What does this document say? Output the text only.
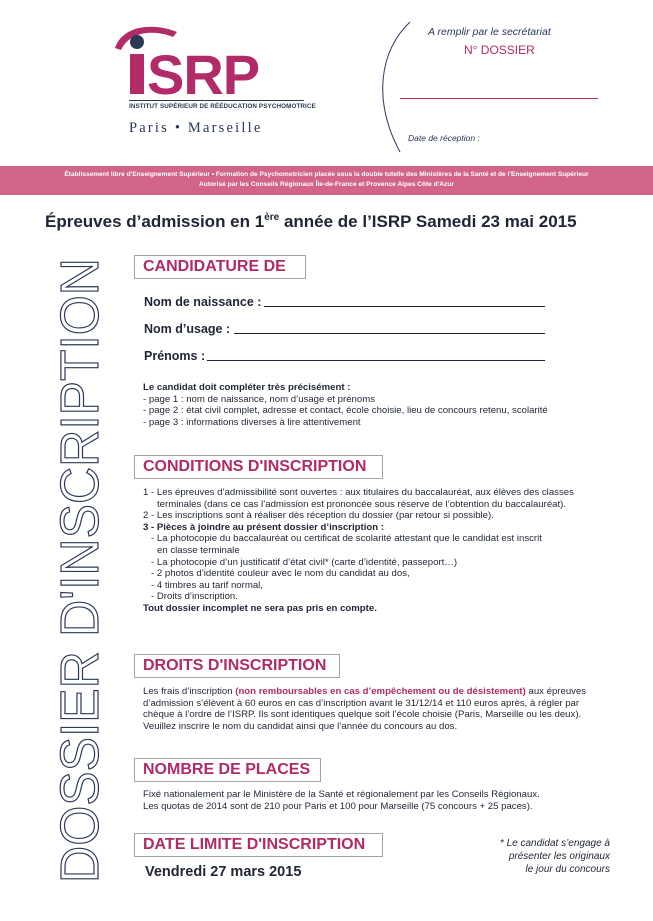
SRP
INSTITUT SUPÉRIEUR DE RÉÉDUCATION PSYCHOMOTRICE
Paris • Marseille
A remplir par le secrétariat
N° DOSSIER
Date de réception :
Établissement libre d'Enseignement Supérieur • Formation de Psychomotricien placée sous la double tutelle des Ministères de la Santé et de l'Enseignement Supérieur
Autorisé par les Conseils Régionaux Île-de-France et Provence Alpes Côte d'Azur
Épreuves d’admission en 1ère année de l’ISRP Samedi 23 mai 2015
DOSSIER D'INSCRIPTION	CANDIDATURE DE
Nom de naissance :
Nom d’usage :
Prénoms :

Le candidat doit compléter très précisément :

- page 1 : nom de naissance, nom d’usage et prénoms

- page 2 : état civil complet, adresse et contact, école choisie, lieu de concours retenu, scolarité

- page 3 : informations diverses à lire attentivement

CONDITIONS D'INSCRIPTION

1 - Les épreuves d’admissibilité sont ouvertes : aux titulaires du baccalauréat, aux élèves des classes

terminales (dans ce cas l’admission est prononcée sous réserve de l’obtention du baccalauréat).

2 - Les inscriptions sont à réaliser dès réception du dossier (par retour si possible).

3 - Pièces à joindre au présent dossier d’inscription :

- La photocopie du baccalauréat ou certificat de scolarité attestant que le candidat est inscrit

en classe terminale

- La photocopie d’un justificatif d’état civil* (carte d’identité, passeport…)

- 2 photos d’identité couleur avec le nom du candidat au dos,

- 4 timbres au tarif normal,

- Droits d’inscription.

Tout dossier incomplet ne sera pas pris en compte.

DROITS D'INSCRIPTION

Les frais d’inscription (non remboursables en cas d’empêchement ou de désistement) aux épreuves

d’admission s’élèvent à 60 euros en cas d’inscription avant le 31/12/14 et 110 euros après, à régler par

chèque à l’ordre de l’ISRP. Ils sont identiques quelque soit l’école choisie (Paris, Marseille ou les deux).

Veuillez inscrire le nom du candidat ainsi que l’année du concours au dos.

NOMBRE DE PLACES

Fixé nationalement par le Ministère de la Santé et régionalement par les Conseils Régionaux.

Les quotas de 2014 sont de 210 pour Paris et 100 pour Marseille (75 concours + 25 paces).

DATE LIMITE D'INSCRIPTION
Vendredi 27 mars 2015
* Le candidat s’engage à
présenter les originaux
le jour du concours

● **WRITTEN EXERCISE**
Leave out the pictures and copy everything else in the records word for word.

● **WRITTEN REPLY**
What does this document say? Output the text only.
SRP
INSTITUT SUPÉRIEUR DE RÉÉDUCATION PSYCHOMOTRICE
Paris • Marseille
A remplir par le secrétariat
N° DOSSIER
Date de réception :
Établissement libre d'Enseignement Supérieur • Formation de Psychomotricien placée sous la double tutelle des Ministères de la Santé et de l'Enseignement Supérieur
Autorisé par les Conseils Régionaux Île-de-France et Provence Alpes Côte d'Azur
Épreuves d’admission en 1ère année de l’ISRP Samedi 23 mai 2015
DOSSIER D'INSCRIPTION	CANDIDATURE DE
Nom de naissance :
Nom d’usage :
Prénoms :

Le candidat doit compléter très précisément :

- page 1 : nom de naissance, nom d’usage et prénoms

- page 2 : état civil complet, adresse et contact, école choisie, lieu de concours retenu, scolarité

- page 3 : informations diverses à lire attentivement

CONDITIONS D'INSCRIPTION

1 - Les épreuves d’admissibilité sont ouvertes : aux titulaires du baccalauréat, aux élèves des classes

terminales (dans ce cas l’admission est prononcée sous réserve de l’obtention du baccalauréat).

2 - Les inscriptions sont à réaliser dès réception du dossier (par retour si possible).

3 - Pièces à joindre au présent dossier d’inscription :

- La photocopie du baccalauréat ou certificat de scolarité attestant que le candidat est inscrit

en classe terminale

- La photocopie d’un justificatif d’état civil* (carte d’identité, passeport…)

- 2 photos d’identité couleur avec le nom du candidat au dos,

- 4 timbres au tarif normal,

- Droits d’inscription.

Tout dossier incomplet ne sera pas pris en compte.

DROITS D'INSCRIPTION

Les frais d’inscription (non remboursables en cas d’empêchement ou de désistement) aux épreuves

d’admission s’élèvent à 60 euros en cas d’inscription avant le 31/12/14 et 110 euros après, à régler par

chèque à l’ordre de l’ISRP. Ils sont identiques quelque soit l’école choisie (Paris, Marseille ou les deux).

Veuillez inscrire le nom du candidat ainsi que l’année du concours au dos.

NOMBRE DE PLACES

Fixé nationalement par le Ministère de la Santé et régionalement par les Conseils Régionaux.

Les quotas de 2014 sont de 210 pour Paris et 100 pour Marseille (75 concours + 25 paces).

DATE LIMITE D'INSCRIPTION
Vendredi 27 mars 2015
* Le candidat s’engage à
présenter les originaux
le jour du concours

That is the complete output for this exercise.